# Work to complete:
Identify, in the records below, every line where the string "this" appears, and copy each such line.

:: Material supplied

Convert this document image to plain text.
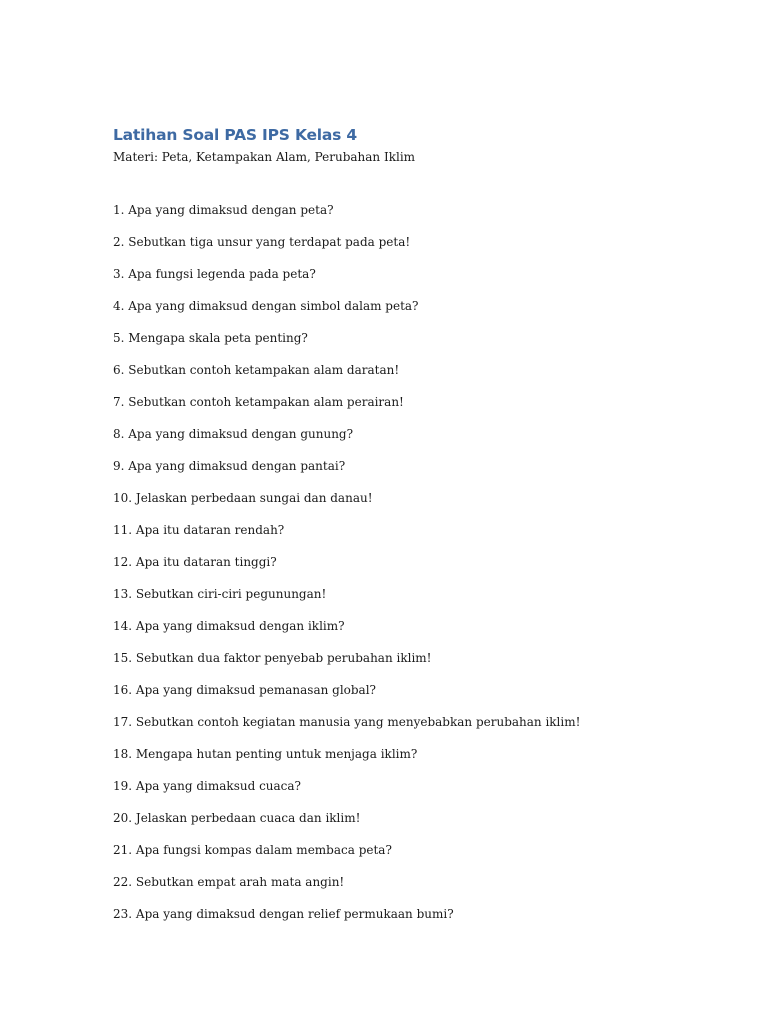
Latihan Soal PAS IPS Kelas 4

Materi: Peta, Ketampakan Alam, Perubahan Iklim

1. Apa yang dimaksud dengan peta?
2. Sebutkan tiga unsur yang terdapat pada peta!
3. Apa fungsi legenda pada peta?
4. Apa yang dimaksud dengan simbol dalam peta?
5. Mengapa skala peta penting?
6. Sebutkan contoh ketampakan alam daratan!
7. Sebutkan contoh ketampakan alam perairan!
8. Apa yang dimaksud dengan gunung?
9. Apa yang dimaksud dengan pantai?
10. Jelaskan perbedaan sungai dan danau!
11. Apa itu dataran rendah?
12. Apa itu dataran tinggi?
13. Sebutkan ciri-ciri pegunungan!
14. Apa yang dimaksud dengan iklim?
15. Sebutkan dua faktor penyebab perubahan iklim!
16. Apa yang dimaksud pemanasan global?
17. Sebutkan contoh kegiatan manusia yang menyebabkan perubahan iklim!
18. Mengapa hutan penting untuk menjaga iklim?
19. Apa yang dimaksud cuaca?
20. Jelaskan perbedaan cuaca dan iklim!
21. Apa fungsi kompas dalam membaca peta?
22. Sebutkan empat arah mata angin!
23. Apa yang dimaksud dengan relief permukaan bumi?
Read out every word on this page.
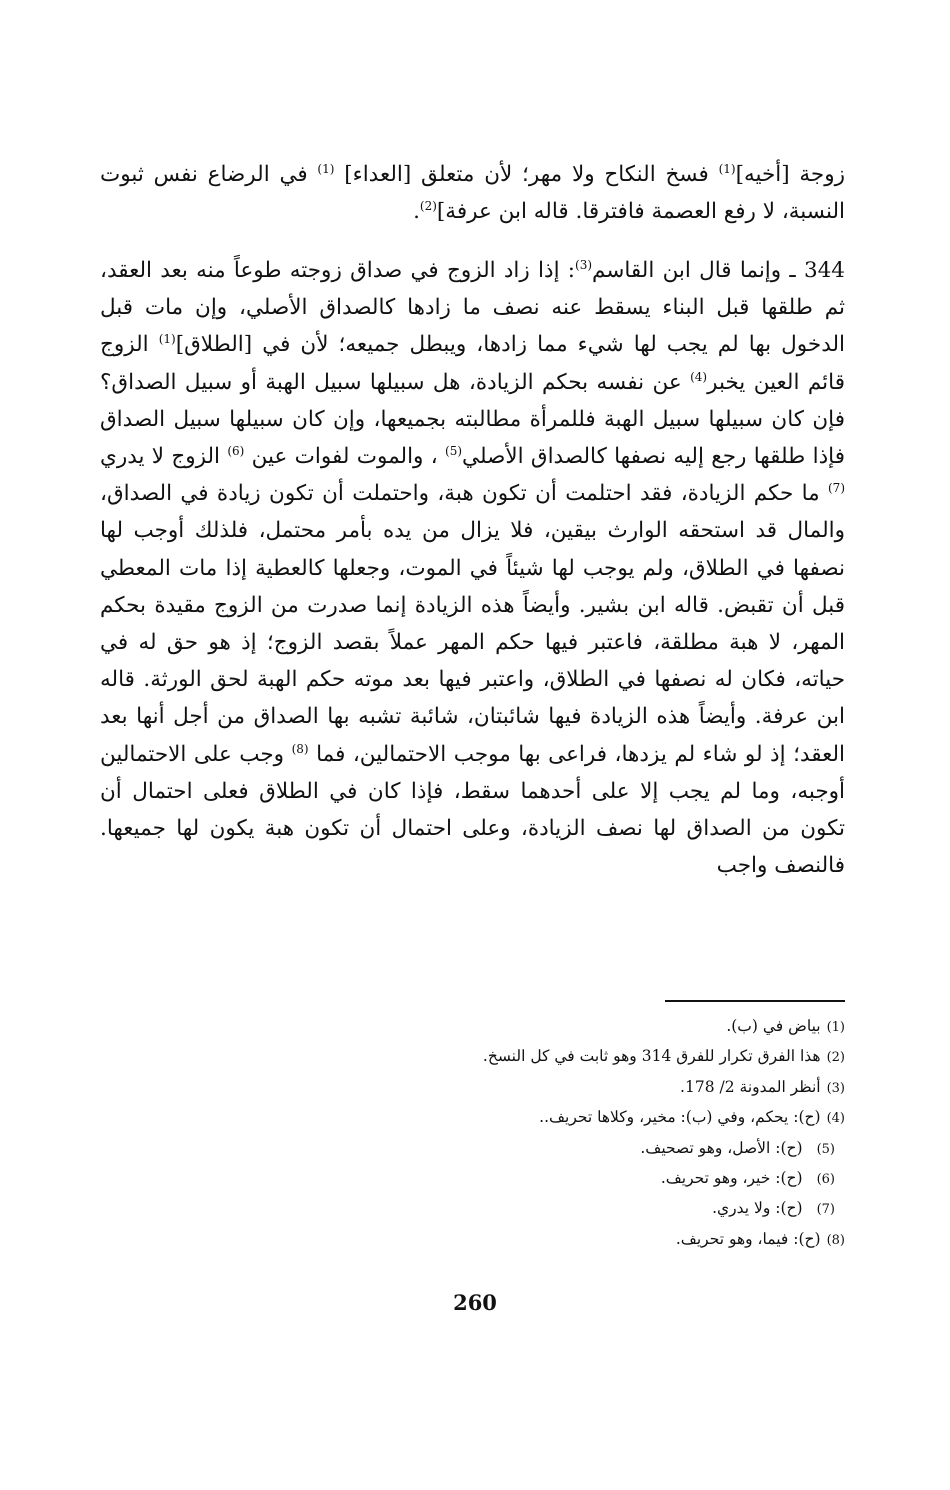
زوجة [أخيه]$^{(1)}$ فسخ النكاح ولا مهر؛ لأن متعلق [العداء] $^{(1)}$ في الرضاع نفس ثبوت النسبة، لا رفع العصمة فافترقا. قاله ابن عرفة]$^{(2)}$.

344 ـ وإنما قال ابن القاسم$^{(3)}$: إذا زاد الزوج في صداق زوجته طوعاً منه بعد العقد، ثم طلقها قبل البناء يسقط عنه نصف ما زادها كالصداق الأصلي، وإن مات قبل الدخول بها لم يجب لها شيء مما زادها، ويبطل جميعه؛ لأن في [الطلاق]$^{(1)}$ الزوج قائم العين يخبر$^{(4)}$ عن نفسه بحكم الزيادة، هل سبيلها سبيل الهبة أو سبيل الصداق؟ فإن كان سبيلها سبيل الهبة فللمرأة مطالبته بجميعها، وإن كان سبيلها سبيل الصداق فإذا طلقها رجع إليه نصفها كالصداق الأصلي$^{(5)}$ ، والموت لفوات عين $^{(6)}$ الزوج لا يدري $^{(7)}$ ما حكم الزيادة، فقد احتلمت أن تكون هبة، واحتملت أن تكون زيادة في الصداق، والمال قد استحقه الوارث بيقين، فلا يزال من يده بأمر محتمل، فلذلك أوجب لها نصفها في الطلاق، ولم يوجب لها شيئاً في الموت، وجعلها كالعطية إذا مات المعطي قبل أن تقبض. قاله ابن بشير. وأيضاً هذه الزيادة إنما صدرت من الزوج مقيدة بحكم المهر، لا هبة مطلقة، فاعتبر فيها حكم المهر عملاً بقصد الزوج؛ إذ هو حق له في حياته، فكان له نصفها في الطلاق، واعتبر فيها بعد موته حكم الهبة لحق الورثة. قاله ابن عرفة. وأيضاً هذه الزيادة فيها شائبتان، شائبة تشبه بها الصداق من أجل أنها بعد العقد؛ إذ لو شاء لم يزدها، فراعى بها موجب الاحتمالين، فما $^{(8)}$ وجب على الاحتمالين أوجبه، وما لم يجب إلا على أحدهما سقط، فإذا كان في الطلاق فعلى احتمال أن تكون من الصداق لها نصف الزيادة، وعلى احتمال أن تكون هبة يكون لها جميعها. فالنصف واجب

(1)بياض في (ب).
(2)هذا الفرق تكرار للفرق 314 وهو ثابت في كل النسخ.
(3)أنظر المدونة 2/ 178.
(4)(ح): يحكم، وفي (ب): مخير، وكلاها تحريف..
(5)(ح): الأصل، وهو تصحيف.
(6)(ح): خير، وهو تحريف.
(7)(ح): ولا يدري.
(8)(ح): فيما، وهو تحريف.
260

::::

# Task output:
Convert this document image to plain text.
Read out every word on this page.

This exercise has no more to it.